◆ **TASK ITEM**: If a line in the entries contains the string "programs", include that line in your answer.

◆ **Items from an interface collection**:
****

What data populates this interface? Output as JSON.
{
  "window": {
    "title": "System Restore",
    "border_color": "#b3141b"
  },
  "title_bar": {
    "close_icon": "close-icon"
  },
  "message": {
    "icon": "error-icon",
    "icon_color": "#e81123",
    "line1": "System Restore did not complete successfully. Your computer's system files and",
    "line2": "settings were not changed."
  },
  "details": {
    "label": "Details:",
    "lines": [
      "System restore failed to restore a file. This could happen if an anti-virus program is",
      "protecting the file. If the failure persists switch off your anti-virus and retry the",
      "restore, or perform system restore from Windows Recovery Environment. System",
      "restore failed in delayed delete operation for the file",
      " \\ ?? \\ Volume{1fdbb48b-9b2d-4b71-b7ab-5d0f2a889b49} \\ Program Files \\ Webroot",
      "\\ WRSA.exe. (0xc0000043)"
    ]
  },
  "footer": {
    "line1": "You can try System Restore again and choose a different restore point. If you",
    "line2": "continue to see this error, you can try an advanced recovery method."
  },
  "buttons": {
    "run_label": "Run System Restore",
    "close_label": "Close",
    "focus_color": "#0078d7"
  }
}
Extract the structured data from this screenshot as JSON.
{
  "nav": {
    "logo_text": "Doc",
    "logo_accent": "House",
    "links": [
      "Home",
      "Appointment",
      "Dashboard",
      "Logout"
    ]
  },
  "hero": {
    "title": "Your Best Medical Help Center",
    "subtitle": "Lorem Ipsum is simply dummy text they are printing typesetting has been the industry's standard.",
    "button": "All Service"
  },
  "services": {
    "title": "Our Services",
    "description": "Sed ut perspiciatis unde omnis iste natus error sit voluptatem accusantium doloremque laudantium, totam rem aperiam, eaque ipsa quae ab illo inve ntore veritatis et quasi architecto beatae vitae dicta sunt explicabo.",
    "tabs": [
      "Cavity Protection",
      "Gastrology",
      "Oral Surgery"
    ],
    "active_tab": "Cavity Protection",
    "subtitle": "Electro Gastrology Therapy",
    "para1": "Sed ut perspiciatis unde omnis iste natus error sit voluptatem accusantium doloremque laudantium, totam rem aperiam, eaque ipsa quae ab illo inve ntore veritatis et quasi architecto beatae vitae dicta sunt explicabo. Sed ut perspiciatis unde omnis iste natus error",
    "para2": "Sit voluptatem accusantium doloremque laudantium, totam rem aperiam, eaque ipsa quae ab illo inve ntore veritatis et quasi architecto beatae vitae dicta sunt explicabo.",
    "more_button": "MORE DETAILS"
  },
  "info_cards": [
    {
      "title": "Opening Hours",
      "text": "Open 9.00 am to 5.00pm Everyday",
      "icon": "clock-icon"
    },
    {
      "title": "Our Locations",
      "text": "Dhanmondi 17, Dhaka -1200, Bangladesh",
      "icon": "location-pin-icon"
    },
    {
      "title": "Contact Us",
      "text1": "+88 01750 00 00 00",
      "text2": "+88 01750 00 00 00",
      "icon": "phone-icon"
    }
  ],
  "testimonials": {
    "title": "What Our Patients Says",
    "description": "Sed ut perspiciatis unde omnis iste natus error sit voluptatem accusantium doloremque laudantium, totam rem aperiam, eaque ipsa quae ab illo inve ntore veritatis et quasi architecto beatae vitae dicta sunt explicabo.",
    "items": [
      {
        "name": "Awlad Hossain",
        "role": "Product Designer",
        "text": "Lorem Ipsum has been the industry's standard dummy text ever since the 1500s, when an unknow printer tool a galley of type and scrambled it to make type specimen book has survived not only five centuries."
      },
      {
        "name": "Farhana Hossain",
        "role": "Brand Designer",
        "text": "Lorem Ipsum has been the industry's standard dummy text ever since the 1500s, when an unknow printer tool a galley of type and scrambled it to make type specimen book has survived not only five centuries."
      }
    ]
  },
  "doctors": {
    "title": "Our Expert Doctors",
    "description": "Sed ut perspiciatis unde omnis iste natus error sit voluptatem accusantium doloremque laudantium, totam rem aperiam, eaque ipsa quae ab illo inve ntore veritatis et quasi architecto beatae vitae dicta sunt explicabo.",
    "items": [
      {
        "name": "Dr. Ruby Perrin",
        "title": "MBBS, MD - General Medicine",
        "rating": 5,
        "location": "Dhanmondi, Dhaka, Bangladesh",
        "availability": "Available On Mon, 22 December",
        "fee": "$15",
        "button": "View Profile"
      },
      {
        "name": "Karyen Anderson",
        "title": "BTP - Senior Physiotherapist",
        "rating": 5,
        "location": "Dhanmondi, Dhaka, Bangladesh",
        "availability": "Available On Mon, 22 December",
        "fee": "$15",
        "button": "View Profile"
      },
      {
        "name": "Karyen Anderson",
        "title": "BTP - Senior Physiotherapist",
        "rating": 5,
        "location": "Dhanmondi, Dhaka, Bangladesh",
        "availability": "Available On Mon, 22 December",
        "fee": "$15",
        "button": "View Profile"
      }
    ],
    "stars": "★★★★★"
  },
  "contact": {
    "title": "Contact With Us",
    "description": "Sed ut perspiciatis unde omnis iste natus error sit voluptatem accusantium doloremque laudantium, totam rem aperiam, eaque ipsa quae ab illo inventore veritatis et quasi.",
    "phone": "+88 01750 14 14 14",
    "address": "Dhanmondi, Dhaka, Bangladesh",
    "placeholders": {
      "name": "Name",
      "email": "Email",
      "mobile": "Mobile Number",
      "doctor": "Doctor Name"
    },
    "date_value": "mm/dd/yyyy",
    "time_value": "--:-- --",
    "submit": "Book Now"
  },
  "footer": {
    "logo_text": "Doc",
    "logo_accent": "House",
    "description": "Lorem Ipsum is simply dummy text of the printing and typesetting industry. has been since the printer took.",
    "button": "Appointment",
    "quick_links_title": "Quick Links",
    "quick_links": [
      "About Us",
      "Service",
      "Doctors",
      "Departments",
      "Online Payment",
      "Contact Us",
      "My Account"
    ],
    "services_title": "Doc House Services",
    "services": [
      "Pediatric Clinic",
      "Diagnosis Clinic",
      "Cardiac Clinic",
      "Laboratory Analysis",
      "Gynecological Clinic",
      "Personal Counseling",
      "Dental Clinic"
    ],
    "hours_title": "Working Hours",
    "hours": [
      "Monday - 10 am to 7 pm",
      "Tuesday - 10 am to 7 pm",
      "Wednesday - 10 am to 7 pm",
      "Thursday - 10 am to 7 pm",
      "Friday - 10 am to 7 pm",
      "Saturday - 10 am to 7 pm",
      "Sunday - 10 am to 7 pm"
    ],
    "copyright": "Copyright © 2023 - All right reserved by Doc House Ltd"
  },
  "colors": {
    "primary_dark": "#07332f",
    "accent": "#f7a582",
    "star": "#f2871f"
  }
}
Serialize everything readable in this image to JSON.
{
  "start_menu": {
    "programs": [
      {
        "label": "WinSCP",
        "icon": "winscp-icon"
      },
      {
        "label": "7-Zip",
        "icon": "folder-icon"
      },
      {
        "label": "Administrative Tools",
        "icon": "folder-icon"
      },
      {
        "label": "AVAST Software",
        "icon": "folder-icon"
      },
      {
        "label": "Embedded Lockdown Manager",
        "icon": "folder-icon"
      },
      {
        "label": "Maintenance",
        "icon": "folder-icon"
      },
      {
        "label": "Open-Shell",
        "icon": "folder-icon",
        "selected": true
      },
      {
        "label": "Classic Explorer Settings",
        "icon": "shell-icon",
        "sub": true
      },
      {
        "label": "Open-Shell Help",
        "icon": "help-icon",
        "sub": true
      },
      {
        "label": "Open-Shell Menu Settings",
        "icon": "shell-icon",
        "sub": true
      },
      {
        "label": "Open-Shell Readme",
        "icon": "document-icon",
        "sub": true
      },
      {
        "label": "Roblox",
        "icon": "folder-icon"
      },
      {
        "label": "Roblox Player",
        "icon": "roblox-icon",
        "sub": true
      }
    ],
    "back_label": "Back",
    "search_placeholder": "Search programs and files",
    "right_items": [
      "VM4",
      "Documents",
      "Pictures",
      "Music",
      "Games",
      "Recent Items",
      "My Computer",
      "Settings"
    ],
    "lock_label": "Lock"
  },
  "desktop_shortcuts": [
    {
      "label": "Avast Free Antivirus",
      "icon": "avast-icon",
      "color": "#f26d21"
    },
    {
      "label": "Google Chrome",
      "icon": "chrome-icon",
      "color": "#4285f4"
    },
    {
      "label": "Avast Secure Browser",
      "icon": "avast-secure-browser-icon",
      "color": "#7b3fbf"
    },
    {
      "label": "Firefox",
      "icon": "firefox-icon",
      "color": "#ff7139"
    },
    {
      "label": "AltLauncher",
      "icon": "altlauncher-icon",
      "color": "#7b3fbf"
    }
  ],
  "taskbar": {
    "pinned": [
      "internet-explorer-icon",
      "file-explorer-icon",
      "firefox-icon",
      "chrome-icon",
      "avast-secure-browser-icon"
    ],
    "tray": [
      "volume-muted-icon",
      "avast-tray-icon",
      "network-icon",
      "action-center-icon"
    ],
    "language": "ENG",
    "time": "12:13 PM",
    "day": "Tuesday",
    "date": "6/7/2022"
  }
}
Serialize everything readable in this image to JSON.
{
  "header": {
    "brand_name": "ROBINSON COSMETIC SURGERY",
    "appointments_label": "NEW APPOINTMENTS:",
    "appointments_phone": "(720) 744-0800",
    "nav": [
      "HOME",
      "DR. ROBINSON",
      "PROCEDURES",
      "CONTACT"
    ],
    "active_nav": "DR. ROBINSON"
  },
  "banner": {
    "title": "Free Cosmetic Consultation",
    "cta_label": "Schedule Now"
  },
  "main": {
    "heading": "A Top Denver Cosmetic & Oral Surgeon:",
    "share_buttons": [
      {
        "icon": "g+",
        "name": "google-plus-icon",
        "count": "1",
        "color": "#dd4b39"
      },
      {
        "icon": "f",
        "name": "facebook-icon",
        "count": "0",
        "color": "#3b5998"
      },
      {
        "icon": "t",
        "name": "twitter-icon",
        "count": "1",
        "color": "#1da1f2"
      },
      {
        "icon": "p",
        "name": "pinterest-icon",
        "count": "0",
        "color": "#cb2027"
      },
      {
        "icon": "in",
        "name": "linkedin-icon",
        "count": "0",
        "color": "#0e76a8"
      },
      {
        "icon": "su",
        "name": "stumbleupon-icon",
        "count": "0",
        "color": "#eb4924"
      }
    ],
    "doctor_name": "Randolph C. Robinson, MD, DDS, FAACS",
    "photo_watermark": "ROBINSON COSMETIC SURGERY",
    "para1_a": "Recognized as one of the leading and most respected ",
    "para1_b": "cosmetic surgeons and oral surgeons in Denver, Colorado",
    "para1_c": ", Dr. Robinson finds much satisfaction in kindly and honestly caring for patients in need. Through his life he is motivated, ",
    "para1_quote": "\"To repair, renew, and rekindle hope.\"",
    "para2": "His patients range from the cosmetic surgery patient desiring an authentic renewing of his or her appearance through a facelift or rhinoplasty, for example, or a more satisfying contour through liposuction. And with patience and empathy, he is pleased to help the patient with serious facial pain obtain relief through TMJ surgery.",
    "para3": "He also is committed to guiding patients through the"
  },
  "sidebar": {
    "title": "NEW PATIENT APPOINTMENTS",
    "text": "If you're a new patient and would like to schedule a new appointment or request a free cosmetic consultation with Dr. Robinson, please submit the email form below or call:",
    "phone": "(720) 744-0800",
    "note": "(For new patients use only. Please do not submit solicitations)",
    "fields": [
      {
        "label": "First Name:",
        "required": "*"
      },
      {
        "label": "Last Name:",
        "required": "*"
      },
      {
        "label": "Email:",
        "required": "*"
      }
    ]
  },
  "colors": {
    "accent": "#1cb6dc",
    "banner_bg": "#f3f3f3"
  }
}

****

◆ **WRITTEN ANSWER**:
    "programs": [
    "search_placeholder": "Search programs and files",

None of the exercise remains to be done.